* _REQUIREMENTS_
Filter this material down to the lines that hold "ylabel", copying each one.

***** SOURCE MATERIAL

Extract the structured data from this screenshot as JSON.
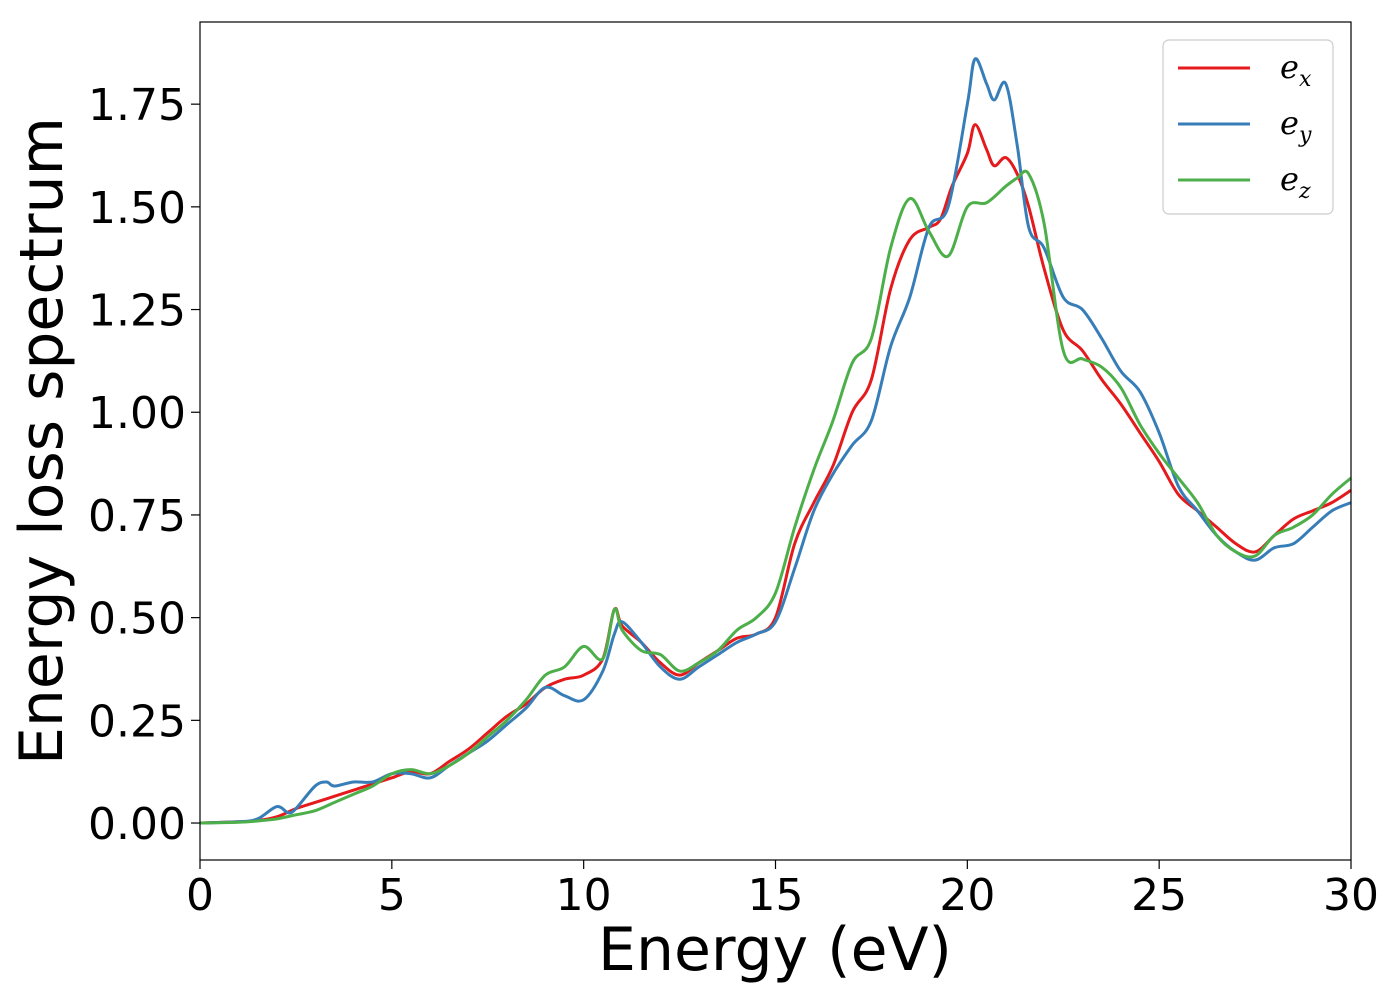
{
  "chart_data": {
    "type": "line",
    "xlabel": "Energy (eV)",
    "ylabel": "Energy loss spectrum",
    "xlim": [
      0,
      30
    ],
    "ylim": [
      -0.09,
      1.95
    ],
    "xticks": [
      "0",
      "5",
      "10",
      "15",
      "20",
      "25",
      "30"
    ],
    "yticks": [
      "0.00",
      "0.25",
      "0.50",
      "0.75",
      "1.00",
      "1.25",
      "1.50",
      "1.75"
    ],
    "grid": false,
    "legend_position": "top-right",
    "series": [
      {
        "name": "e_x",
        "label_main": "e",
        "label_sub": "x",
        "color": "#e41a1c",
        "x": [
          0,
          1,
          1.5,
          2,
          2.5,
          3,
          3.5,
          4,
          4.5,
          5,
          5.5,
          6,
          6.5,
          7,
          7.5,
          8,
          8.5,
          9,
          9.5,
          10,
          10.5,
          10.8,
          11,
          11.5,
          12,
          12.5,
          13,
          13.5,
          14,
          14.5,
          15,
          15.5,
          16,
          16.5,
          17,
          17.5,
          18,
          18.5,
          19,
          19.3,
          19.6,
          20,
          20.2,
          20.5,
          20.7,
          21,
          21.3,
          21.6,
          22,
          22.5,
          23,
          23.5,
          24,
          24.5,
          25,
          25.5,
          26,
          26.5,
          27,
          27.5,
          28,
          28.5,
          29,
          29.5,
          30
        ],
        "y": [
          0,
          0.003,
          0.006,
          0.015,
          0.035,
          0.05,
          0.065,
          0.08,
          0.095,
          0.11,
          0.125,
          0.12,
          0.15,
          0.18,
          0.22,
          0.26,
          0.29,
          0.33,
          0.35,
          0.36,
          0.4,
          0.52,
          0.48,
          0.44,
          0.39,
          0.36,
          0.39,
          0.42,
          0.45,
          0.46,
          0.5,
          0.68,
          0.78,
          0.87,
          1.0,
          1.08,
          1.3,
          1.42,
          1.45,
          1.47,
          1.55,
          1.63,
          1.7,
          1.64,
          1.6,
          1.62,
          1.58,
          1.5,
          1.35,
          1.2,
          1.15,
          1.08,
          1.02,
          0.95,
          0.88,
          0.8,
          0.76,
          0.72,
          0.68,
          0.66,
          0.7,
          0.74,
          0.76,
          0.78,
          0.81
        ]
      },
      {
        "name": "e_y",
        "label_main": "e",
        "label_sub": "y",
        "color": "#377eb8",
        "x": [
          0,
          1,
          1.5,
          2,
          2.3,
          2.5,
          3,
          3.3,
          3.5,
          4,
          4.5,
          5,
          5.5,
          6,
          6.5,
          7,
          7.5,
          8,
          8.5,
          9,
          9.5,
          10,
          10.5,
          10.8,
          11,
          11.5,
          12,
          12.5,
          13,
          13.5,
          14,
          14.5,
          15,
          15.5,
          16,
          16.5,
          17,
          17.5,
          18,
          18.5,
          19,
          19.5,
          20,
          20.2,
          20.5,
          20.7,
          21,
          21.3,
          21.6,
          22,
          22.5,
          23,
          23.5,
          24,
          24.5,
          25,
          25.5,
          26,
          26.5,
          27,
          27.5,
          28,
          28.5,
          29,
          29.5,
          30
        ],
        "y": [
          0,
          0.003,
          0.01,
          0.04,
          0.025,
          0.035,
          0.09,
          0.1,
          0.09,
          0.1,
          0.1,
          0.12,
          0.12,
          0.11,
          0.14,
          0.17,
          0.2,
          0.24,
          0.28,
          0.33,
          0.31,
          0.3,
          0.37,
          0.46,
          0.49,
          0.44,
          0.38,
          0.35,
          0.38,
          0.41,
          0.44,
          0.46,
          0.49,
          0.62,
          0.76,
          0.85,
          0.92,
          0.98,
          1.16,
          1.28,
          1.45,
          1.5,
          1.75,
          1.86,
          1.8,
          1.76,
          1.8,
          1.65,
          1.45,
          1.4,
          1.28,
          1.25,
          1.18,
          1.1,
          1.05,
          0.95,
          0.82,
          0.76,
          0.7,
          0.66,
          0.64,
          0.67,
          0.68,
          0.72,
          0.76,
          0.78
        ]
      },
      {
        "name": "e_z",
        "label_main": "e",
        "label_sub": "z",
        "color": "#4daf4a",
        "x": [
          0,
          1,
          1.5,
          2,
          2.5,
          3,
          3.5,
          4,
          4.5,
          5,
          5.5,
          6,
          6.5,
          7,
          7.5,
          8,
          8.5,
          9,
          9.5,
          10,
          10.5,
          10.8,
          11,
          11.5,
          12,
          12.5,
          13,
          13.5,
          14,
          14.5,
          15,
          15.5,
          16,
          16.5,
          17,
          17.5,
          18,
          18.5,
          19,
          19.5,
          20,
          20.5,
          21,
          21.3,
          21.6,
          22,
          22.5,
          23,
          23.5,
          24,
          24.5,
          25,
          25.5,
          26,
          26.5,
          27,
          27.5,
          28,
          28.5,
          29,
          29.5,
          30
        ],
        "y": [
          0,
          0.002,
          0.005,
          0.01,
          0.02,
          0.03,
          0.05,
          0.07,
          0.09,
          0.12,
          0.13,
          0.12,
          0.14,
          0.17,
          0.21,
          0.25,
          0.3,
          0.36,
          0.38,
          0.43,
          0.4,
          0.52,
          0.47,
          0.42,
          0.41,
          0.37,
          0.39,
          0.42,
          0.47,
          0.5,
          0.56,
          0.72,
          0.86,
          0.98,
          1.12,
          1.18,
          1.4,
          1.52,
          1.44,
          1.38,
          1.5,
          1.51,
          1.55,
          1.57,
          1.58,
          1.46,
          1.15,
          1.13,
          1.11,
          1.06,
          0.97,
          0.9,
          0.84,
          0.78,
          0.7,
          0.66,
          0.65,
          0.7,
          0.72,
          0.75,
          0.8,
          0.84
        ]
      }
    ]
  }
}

**********
***** SOURCE MATERIAL

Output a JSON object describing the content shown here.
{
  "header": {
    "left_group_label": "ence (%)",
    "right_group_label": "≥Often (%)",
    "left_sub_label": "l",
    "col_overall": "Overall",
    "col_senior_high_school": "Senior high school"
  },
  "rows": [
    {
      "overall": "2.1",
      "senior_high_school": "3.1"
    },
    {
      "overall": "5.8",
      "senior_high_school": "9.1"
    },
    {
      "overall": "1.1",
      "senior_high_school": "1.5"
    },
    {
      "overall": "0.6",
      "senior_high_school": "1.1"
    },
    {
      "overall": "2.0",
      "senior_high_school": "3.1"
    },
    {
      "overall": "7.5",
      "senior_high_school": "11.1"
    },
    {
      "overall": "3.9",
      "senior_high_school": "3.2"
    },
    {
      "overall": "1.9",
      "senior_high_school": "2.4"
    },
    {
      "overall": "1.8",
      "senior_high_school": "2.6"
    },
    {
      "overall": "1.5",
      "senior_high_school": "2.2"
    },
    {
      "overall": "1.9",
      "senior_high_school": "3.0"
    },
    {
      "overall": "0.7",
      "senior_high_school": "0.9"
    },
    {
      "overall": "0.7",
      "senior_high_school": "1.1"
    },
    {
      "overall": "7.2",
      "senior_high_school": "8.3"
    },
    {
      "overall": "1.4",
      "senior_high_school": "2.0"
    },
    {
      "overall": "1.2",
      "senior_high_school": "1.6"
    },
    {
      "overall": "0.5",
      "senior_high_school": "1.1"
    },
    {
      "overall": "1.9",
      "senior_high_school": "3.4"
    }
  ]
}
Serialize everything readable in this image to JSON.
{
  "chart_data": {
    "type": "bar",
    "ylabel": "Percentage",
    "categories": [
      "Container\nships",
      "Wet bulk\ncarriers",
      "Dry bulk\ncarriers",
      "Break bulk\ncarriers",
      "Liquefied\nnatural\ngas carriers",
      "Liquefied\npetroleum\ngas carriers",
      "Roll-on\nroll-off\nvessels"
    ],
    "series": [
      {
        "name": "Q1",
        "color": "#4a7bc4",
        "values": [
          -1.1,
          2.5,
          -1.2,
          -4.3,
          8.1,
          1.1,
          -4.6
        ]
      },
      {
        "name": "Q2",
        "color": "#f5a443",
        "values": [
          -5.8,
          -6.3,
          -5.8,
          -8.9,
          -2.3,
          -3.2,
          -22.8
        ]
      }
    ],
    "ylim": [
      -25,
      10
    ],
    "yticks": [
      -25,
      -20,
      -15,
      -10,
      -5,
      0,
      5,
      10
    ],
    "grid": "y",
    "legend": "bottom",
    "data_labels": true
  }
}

**********
***** SOURCE MATERIAL

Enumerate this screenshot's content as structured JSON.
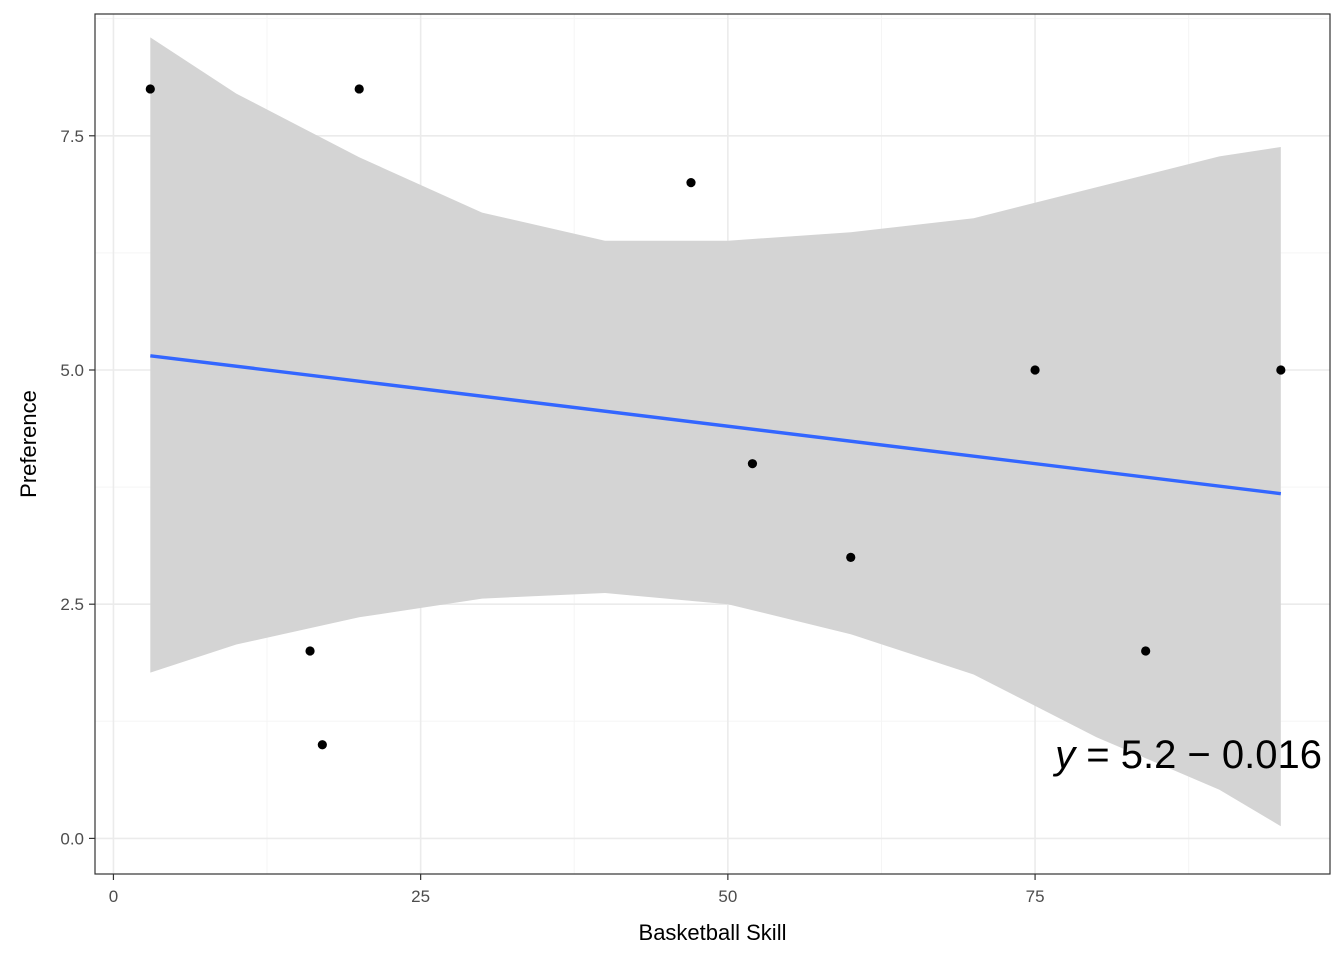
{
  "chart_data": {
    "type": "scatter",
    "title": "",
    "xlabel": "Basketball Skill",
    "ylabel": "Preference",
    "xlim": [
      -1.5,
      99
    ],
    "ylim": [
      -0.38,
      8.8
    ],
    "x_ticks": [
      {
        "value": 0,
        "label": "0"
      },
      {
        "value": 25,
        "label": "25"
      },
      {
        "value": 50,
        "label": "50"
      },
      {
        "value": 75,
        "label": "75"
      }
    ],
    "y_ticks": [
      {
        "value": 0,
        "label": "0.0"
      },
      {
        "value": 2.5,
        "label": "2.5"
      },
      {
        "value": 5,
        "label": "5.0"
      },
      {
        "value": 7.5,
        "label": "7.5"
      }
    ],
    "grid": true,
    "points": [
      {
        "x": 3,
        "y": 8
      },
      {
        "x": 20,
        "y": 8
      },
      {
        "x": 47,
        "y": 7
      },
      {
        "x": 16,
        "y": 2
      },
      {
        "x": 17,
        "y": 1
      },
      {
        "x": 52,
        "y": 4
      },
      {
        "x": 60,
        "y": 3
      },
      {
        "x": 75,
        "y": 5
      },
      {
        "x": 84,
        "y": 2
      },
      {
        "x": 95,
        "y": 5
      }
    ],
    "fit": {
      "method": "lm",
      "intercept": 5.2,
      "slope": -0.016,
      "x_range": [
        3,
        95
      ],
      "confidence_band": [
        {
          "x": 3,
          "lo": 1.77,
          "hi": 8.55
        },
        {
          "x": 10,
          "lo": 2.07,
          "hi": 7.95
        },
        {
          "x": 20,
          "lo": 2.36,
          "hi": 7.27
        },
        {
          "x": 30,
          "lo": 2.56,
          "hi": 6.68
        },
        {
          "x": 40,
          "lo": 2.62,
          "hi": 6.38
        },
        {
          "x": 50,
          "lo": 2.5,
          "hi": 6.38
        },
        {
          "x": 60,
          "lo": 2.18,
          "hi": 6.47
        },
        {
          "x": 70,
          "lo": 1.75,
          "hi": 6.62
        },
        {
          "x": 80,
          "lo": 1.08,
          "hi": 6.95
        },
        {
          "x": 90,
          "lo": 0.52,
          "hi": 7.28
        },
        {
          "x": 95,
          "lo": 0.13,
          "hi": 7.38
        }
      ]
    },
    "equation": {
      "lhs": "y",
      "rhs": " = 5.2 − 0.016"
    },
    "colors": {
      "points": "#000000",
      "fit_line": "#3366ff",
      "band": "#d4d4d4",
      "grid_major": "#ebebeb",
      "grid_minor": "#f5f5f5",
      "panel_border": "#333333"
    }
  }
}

**********

* _OUTPUT OF THE EXERCISE_
    "ylabel": "Energy loss spectrum",
    "ylabel": "Percentage",
    "ylabel": "Preference",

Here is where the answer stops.